▶ PROBLEM REQUIREMENTS:
Check each line of the material below for "normy". Report how many have it, with no other words.
-- begin ENTRIES --
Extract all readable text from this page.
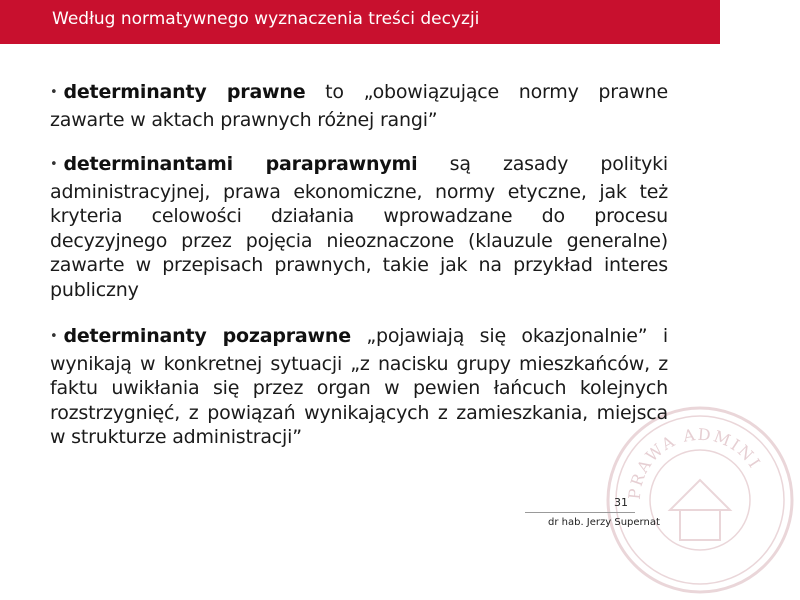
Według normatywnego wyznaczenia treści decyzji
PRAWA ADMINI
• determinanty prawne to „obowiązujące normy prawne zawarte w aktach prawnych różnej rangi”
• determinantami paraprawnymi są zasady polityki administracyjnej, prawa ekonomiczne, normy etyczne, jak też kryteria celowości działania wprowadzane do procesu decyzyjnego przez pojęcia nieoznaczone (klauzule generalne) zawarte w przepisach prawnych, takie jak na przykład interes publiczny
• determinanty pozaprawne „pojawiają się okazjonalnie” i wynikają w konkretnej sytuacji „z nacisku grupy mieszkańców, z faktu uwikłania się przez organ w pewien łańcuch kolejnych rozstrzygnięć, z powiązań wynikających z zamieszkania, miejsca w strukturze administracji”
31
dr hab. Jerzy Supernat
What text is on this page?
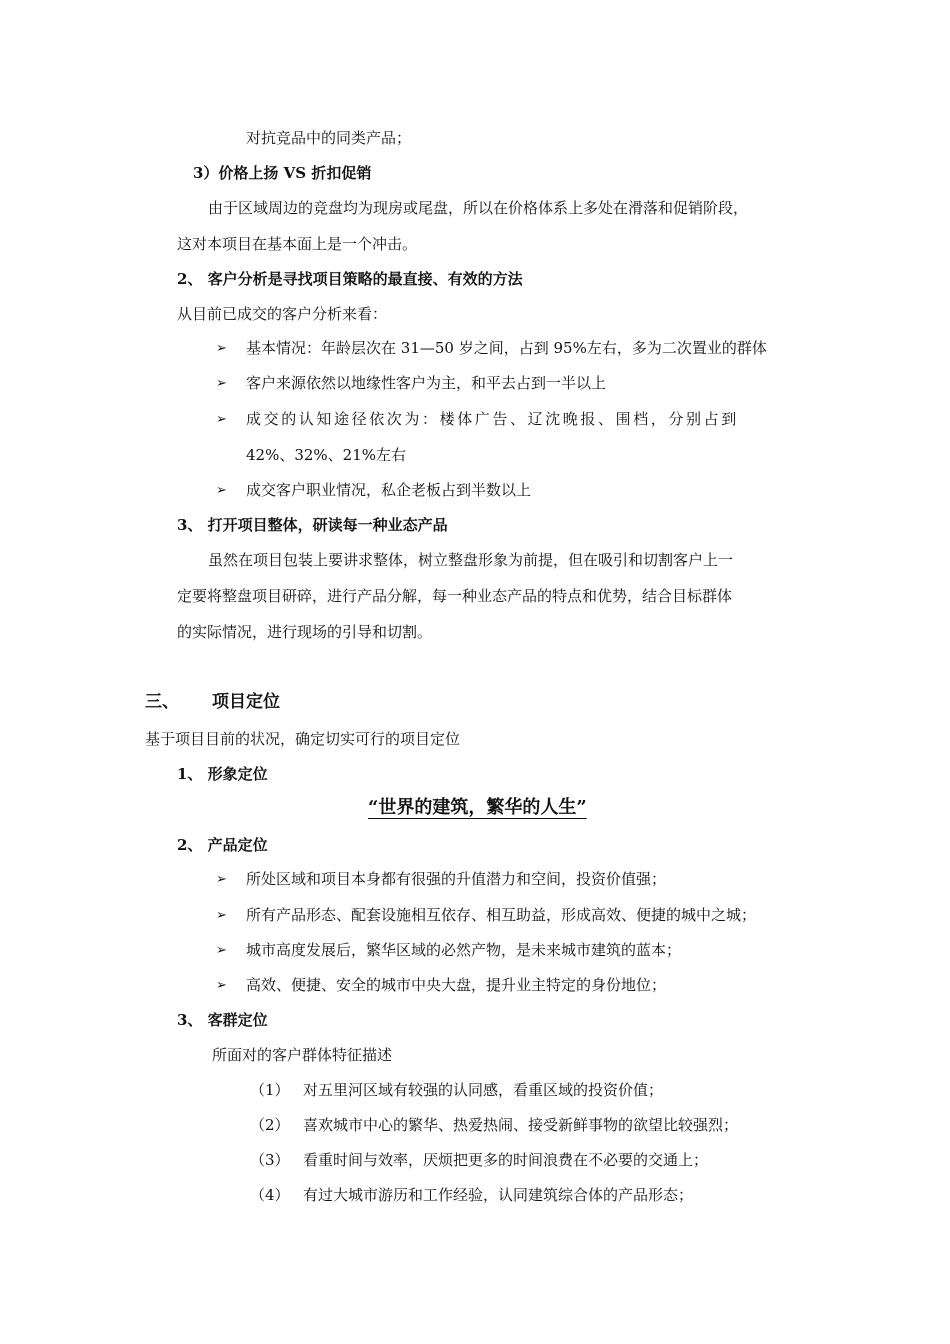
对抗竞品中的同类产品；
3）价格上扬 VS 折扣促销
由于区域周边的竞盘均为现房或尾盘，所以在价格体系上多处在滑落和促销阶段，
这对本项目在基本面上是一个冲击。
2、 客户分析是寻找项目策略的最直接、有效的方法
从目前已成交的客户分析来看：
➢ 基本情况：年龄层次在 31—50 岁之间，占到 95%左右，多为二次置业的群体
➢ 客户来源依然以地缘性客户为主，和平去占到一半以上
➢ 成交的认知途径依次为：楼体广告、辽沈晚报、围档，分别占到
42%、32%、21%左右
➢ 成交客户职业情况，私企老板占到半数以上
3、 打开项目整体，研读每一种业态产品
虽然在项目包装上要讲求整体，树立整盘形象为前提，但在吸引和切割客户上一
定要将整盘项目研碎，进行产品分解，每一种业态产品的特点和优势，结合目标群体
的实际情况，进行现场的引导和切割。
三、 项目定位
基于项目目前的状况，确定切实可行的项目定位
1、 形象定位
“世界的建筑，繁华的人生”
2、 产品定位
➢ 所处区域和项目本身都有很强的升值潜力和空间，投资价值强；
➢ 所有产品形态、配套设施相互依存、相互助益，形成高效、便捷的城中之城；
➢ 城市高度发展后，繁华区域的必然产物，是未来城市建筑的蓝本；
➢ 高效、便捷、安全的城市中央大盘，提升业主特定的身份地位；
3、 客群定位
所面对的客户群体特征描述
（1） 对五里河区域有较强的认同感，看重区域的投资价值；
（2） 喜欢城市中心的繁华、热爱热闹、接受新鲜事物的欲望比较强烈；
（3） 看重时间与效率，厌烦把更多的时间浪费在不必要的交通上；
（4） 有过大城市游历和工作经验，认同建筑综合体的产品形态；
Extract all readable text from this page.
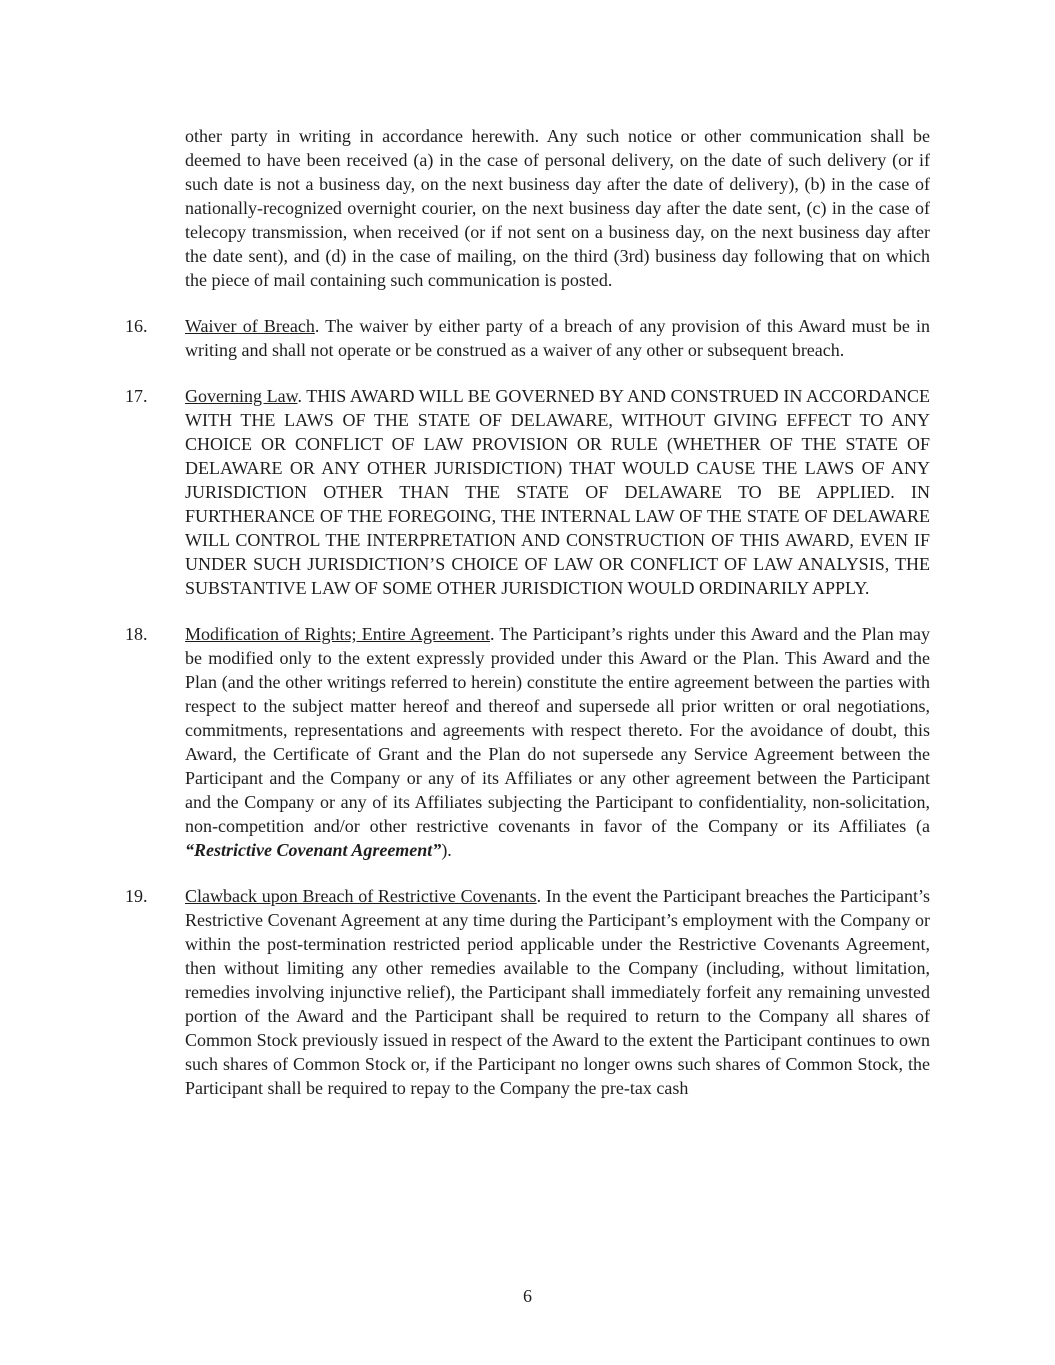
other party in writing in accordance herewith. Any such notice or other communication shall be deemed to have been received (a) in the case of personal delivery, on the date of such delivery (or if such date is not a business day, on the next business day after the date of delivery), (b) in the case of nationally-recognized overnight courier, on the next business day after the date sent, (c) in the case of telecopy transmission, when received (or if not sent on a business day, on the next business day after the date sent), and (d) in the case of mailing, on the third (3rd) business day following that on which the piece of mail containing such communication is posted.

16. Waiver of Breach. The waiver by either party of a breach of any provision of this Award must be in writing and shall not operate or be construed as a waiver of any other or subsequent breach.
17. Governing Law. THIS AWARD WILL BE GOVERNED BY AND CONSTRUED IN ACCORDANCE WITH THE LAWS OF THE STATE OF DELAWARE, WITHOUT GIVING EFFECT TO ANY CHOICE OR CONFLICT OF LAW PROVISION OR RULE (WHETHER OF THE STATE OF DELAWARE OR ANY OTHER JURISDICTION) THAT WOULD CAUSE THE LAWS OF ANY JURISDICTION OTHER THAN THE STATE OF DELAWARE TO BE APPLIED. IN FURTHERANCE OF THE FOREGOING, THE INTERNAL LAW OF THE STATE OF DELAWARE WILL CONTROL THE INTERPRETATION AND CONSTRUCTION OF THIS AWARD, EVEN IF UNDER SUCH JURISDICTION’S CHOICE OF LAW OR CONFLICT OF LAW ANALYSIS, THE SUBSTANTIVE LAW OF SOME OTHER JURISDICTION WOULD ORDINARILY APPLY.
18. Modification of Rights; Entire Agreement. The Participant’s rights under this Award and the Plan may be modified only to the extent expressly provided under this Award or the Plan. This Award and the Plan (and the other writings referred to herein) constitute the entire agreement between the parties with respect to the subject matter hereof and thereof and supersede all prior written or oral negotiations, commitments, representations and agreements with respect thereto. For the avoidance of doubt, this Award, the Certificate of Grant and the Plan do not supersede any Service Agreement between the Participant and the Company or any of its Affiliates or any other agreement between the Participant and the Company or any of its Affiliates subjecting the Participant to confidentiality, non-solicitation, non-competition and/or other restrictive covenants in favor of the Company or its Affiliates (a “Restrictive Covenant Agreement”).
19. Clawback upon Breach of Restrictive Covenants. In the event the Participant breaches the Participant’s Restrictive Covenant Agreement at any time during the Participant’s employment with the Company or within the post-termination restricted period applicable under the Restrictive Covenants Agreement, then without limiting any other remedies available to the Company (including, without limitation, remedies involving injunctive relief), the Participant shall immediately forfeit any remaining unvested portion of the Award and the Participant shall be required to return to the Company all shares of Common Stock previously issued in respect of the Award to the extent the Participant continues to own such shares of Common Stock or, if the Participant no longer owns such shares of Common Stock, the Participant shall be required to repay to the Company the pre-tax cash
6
-- end ENTRIES --
-- begin ENTRIES --
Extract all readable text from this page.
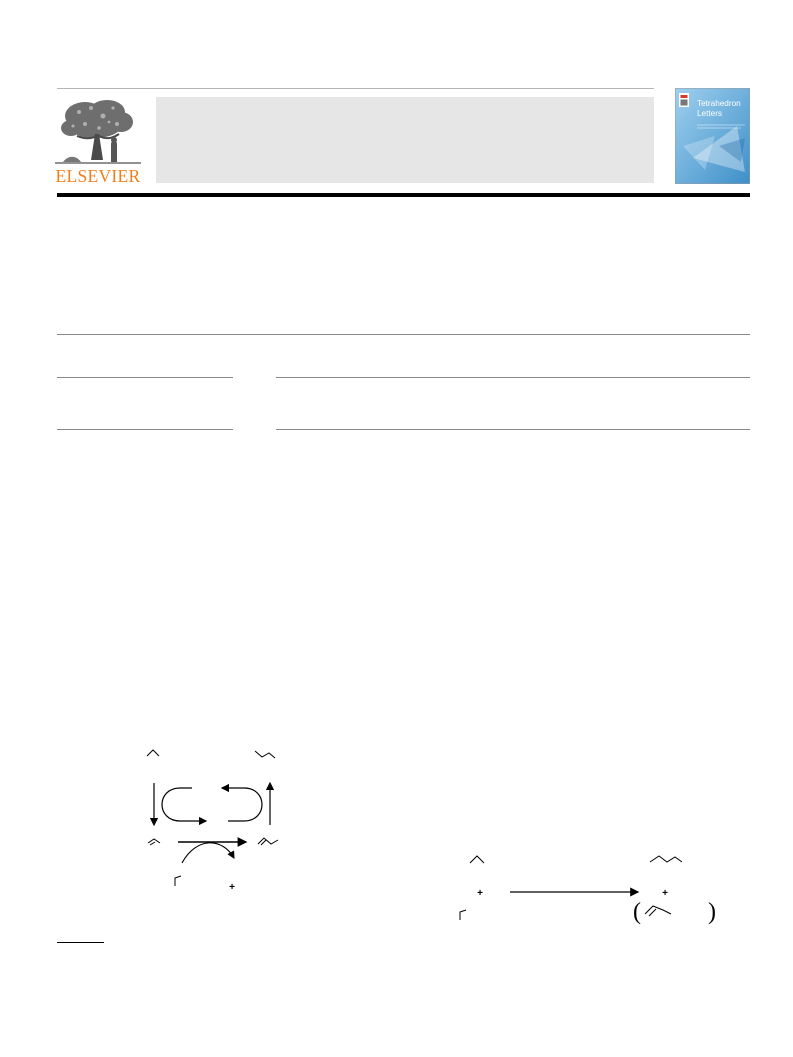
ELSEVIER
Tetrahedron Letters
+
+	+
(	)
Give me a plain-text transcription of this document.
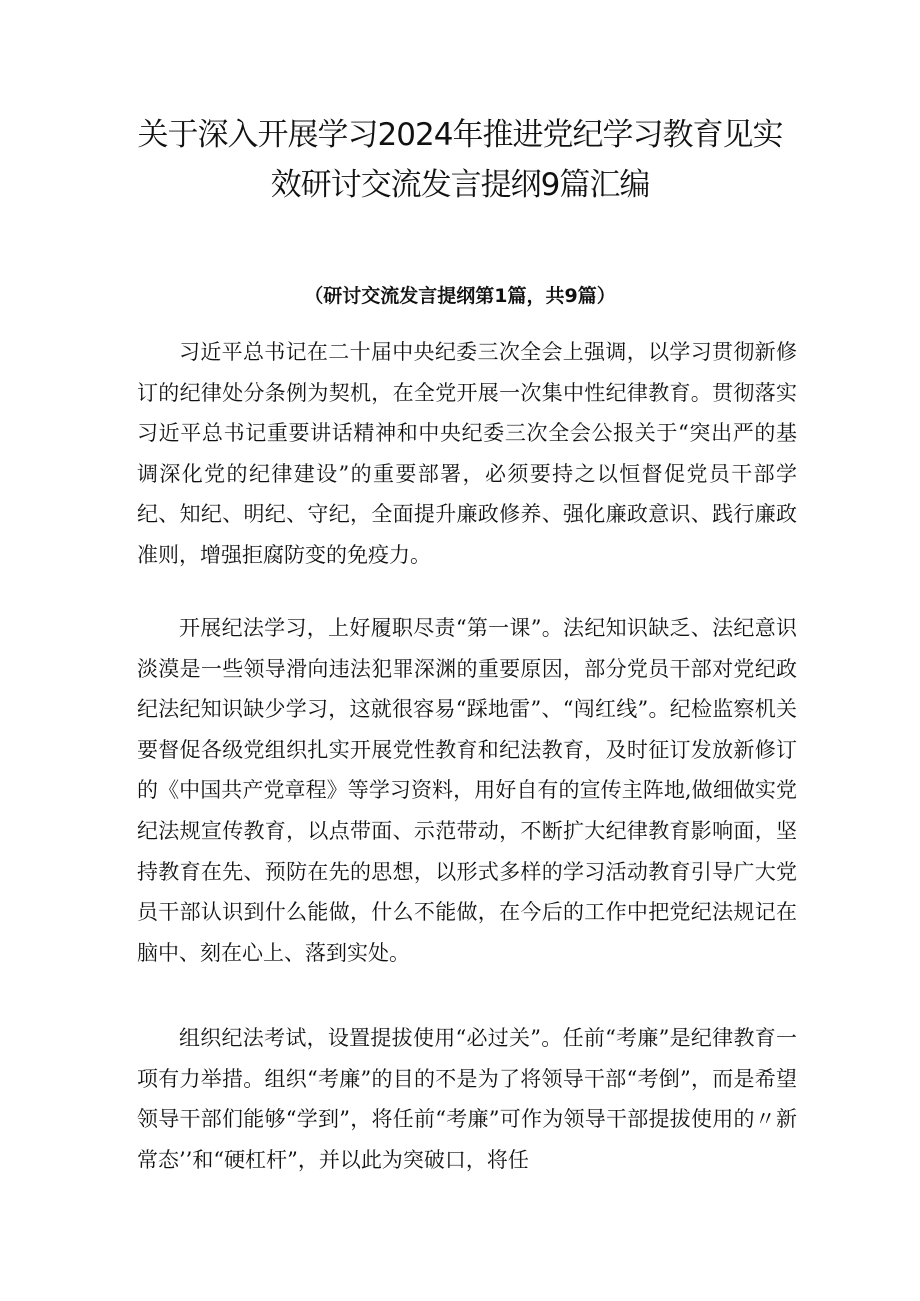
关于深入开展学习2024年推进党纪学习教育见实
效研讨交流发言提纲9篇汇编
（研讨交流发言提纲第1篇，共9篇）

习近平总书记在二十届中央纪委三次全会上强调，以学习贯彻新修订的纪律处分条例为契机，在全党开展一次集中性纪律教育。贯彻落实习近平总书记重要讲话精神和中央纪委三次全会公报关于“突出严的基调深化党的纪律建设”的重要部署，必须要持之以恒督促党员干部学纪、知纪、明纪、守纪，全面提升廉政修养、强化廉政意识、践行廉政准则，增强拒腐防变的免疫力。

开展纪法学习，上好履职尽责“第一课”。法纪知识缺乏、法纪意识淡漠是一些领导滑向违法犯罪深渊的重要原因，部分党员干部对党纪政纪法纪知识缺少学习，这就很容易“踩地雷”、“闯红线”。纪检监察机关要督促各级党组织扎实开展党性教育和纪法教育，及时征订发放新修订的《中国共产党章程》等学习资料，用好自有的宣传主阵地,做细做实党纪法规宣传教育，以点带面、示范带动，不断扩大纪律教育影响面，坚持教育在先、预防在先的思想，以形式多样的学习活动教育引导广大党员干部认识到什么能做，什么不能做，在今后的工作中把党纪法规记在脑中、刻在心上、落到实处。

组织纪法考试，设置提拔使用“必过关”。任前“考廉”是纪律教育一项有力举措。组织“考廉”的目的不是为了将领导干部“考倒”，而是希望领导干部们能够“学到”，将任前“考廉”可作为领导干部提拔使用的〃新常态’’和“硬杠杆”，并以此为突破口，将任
-- end ENTRIES --
▶ EXERCISE RESPONSE:
2